TEXT BLOCK ::
▶

With the Flipping the Meta project, I've decided to buck this tradition, and have recently launched a gofundme. The idea was spurred by some new friends, and I think it could help me reach a larger audience. I'll go into more of my reasoning, which works would benefit most from this funding, and what drove this particular decision at a later point, but for now, I simply wish to say that I have done this thing which is supremely unlike myself.
In the next posts, I'll be going over what my methods of writing have been up until this point, what has worked, what hasn't, and how I got smuggled into the Hugo afterparty.
I hope you all have had a wonderful week, and I'll see you soon!
This post is a bit different than anything I've done before. Up until now, I've been mainly professional, keeping a solid "marketing" veil between myself and the reader. That's changing, and I am dialing the communications pipeline wide open. Read on for the "why":
Today is a new day, like every day that came before. The sun comes up, the sun goes down, and hopefully we all end the cycle a little wiser.

◀

RECORD EXCERPTS ::
▶

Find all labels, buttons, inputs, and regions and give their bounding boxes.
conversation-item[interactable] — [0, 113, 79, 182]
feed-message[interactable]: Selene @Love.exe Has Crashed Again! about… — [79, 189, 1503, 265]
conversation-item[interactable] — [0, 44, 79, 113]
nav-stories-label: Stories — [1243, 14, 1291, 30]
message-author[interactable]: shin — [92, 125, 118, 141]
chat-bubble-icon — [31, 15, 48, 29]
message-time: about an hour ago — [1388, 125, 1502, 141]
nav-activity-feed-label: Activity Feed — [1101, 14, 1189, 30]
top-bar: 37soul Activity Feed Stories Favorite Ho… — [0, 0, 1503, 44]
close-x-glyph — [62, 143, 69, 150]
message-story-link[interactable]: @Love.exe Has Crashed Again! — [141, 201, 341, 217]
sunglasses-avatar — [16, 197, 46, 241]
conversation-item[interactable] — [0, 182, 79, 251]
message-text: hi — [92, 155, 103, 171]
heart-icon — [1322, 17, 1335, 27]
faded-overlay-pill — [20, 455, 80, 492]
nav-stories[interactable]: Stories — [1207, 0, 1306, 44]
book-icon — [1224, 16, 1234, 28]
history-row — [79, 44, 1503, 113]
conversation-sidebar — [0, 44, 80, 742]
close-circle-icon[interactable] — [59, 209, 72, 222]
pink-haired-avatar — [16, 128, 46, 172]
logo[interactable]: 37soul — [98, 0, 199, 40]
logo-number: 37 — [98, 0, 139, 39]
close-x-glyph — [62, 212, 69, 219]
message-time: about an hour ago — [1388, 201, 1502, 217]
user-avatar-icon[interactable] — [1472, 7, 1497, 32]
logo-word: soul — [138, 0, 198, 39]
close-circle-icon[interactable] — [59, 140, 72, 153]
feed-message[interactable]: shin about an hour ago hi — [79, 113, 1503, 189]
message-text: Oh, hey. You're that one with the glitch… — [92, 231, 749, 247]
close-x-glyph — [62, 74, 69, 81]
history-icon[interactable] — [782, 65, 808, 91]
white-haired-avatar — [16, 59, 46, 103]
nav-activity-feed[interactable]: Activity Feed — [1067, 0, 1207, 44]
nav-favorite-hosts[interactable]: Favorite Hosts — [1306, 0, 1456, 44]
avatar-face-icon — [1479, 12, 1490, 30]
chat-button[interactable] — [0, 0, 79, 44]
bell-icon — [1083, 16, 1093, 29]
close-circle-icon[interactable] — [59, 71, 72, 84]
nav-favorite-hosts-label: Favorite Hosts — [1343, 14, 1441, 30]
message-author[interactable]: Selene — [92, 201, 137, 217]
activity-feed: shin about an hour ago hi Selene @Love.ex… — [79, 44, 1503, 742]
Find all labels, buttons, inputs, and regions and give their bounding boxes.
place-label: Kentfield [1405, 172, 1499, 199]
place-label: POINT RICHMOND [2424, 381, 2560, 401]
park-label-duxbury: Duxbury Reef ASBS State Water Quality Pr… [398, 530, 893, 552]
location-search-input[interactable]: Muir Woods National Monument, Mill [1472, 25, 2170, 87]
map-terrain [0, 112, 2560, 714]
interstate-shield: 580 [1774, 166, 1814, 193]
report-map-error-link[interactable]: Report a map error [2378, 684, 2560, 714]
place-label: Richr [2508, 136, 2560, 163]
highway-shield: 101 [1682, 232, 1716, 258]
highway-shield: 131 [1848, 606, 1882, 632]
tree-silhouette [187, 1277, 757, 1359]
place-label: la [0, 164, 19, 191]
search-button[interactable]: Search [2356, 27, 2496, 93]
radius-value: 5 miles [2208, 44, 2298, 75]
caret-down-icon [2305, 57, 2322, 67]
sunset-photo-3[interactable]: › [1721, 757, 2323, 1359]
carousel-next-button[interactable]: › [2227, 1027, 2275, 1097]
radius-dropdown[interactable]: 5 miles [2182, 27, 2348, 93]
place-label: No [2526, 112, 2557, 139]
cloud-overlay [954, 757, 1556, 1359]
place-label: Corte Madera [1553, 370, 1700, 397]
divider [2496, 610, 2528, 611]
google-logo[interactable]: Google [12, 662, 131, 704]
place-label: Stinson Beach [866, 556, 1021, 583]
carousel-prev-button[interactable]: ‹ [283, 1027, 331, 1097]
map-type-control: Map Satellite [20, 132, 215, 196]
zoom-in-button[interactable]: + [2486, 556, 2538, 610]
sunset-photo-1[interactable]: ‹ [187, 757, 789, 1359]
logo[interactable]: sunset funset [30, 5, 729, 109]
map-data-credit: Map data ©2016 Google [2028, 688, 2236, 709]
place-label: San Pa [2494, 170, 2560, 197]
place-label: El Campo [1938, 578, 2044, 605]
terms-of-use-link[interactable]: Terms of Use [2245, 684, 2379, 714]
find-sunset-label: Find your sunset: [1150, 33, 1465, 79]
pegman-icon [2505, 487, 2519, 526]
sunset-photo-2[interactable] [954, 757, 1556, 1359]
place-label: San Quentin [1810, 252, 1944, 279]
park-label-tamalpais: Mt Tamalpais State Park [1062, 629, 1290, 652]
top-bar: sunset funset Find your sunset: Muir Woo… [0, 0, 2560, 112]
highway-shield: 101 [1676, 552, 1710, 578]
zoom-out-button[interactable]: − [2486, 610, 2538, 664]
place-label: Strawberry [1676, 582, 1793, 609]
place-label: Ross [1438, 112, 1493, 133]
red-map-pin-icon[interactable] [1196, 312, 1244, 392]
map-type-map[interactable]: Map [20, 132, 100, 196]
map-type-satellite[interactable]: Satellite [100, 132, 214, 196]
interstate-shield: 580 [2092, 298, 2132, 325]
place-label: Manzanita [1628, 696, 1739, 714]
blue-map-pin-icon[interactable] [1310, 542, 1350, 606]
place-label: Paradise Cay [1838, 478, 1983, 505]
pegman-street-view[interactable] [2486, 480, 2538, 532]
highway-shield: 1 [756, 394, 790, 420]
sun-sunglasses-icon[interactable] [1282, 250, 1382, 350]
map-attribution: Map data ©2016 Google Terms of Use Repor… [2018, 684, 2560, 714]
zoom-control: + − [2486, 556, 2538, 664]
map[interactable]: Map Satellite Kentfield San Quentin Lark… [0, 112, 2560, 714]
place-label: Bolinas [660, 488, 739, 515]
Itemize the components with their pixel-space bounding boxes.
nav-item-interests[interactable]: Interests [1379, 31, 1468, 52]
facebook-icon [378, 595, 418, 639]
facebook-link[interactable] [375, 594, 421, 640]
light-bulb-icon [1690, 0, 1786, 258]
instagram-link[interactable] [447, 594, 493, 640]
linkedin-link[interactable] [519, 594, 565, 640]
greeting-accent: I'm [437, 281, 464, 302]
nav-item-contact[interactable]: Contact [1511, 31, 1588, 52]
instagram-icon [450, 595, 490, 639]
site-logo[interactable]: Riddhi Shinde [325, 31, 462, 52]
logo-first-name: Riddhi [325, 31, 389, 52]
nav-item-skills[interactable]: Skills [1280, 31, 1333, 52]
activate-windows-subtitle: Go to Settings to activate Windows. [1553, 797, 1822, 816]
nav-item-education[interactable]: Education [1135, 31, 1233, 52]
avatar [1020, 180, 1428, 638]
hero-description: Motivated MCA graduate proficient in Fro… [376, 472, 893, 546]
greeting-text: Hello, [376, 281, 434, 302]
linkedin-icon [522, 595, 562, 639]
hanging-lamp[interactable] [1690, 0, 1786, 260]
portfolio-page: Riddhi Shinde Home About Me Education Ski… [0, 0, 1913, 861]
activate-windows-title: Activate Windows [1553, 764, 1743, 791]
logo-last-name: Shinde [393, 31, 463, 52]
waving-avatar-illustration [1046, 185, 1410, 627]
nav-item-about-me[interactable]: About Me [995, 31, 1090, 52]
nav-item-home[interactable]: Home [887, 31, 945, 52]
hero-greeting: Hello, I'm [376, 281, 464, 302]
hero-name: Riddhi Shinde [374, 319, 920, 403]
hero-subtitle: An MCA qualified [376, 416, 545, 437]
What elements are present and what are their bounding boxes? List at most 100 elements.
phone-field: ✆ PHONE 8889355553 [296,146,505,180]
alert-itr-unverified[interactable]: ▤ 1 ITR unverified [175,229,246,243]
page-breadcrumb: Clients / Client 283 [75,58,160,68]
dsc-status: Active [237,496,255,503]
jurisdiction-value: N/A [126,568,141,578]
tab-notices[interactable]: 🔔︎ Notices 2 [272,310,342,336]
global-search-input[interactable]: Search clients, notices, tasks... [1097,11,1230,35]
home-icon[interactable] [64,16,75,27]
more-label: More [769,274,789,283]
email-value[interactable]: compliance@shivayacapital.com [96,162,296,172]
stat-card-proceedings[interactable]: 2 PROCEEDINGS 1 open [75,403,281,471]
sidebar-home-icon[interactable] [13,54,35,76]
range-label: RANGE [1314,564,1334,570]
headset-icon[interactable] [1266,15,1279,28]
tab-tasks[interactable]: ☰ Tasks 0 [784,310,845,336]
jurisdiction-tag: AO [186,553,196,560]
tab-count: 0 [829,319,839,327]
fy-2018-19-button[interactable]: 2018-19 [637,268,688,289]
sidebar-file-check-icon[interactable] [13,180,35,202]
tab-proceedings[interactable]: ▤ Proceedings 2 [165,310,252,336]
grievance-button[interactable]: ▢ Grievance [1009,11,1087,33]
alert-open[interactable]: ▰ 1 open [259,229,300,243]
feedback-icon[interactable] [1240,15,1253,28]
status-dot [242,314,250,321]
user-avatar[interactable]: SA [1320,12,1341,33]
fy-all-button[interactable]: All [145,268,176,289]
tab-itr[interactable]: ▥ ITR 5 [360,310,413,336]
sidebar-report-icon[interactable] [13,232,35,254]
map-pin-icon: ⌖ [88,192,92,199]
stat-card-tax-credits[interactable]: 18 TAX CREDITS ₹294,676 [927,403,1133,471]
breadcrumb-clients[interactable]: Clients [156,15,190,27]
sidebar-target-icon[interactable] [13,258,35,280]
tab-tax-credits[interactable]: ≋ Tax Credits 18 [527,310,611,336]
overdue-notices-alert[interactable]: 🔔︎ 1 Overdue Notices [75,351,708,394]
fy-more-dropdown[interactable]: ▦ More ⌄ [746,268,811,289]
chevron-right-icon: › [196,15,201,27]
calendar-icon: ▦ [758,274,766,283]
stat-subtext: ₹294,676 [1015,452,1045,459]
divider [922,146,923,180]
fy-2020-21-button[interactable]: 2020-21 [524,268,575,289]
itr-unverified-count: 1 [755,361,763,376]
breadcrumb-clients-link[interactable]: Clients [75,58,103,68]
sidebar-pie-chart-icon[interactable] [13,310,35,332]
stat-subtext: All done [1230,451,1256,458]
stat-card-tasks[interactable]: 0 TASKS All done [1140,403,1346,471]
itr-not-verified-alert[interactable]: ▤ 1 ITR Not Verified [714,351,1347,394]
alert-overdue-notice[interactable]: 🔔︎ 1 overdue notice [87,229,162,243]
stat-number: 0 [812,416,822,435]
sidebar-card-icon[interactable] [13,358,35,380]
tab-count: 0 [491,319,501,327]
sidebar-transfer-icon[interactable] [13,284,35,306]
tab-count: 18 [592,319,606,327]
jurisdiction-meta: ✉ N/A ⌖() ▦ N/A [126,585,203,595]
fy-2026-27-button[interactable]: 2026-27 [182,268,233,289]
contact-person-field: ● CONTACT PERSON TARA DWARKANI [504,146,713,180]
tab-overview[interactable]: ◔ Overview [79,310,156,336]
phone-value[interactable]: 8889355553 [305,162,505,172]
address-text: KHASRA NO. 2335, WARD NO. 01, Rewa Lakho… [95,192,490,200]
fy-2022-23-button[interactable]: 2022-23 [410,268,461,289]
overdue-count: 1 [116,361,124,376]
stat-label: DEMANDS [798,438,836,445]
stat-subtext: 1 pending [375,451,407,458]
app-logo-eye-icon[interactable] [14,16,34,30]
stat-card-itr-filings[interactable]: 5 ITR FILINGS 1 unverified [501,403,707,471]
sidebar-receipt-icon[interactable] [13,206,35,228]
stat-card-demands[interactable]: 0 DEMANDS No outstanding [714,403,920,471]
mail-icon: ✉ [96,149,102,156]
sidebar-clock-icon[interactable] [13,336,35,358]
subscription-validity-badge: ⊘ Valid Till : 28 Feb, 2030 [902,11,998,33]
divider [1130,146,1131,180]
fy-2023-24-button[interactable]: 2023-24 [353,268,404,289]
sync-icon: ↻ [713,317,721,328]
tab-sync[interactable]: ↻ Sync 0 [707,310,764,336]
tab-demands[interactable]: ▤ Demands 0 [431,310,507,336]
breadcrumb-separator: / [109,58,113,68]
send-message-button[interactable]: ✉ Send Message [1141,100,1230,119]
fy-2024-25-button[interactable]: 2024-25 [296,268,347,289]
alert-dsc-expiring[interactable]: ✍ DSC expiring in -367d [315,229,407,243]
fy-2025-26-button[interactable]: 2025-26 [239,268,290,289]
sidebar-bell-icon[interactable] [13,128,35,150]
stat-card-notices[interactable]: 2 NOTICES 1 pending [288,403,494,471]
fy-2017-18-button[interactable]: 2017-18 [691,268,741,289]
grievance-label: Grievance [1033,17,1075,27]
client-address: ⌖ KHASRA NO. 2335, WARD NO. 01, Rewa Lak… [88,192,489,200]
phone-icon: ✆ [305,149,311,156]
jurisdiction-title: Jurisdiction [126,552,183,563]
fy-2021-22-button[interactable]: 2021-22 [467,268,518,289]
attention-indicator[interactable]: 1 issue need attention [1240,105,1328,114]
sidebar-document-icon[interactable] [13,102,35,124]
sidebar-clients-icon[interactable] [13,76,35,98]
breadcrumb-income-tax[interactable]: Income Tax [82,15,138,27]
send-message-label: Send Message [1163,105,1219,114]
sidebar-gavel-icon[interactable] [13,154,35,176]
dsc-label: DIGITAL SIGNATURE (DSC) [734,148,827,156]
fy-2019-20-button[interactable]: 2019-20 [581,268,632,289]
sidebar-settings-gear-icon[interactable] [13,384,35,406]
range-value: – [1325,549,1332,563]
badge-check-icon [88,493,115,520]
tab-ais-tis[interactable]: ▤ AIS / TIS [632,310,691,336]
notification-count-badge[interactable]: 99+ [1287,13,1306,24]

◀

TASK STATEMENT :: Please extend the blog post about the Flipping the Meta project, picking up right after its final sentence.

RESULT ::
Last week at this time I was at WorldCon76. It was some of the most fun I've ever had. I met some great people: the Shrubbery on my right, the Mexicanx Initiative to my left, both filled with awesome passionate people. Across the aisle, there were other self-published authors, jewelry vendors, and a clothes shop. Everyone was there, bringing their A-game and showing their best work. It was inspiring.
My friend Matt came with me. He was super helpful. We sold books to a lot of people, gave business cards to a few more, and sent everyone away with a smile. Then, we partied with our fellow nerds and made tons of new friends.
I'd describe the convention as a victory on a level I was completely unprepared to accept. I'd gone with the intent of meeting a handful of people, learning how the convention scene worked, and adjusting my behaviors for future years. I did all that and more, to an entirely new order of magnitude. It was awesome.
Coming home from that, though, was a bit like coming down from a high. Real life returns, and with it, the daily grind. Get up, go to work, lift heavy things, write words, go to sleep, repeat.
The closest thing I can describe it is like when I came home from a high-school retreat. I'd spent much of school specifically avoiding any "lame" events like class retreats (Catholic school), so when some of my more religious friends talked me into going my senior year, I was apprehensive. Then I went, and it was like I'd been hurled into a jet turbine shooting "human experience" through my core. In that weekend, I understood how cults get their power. I understood the power of communion.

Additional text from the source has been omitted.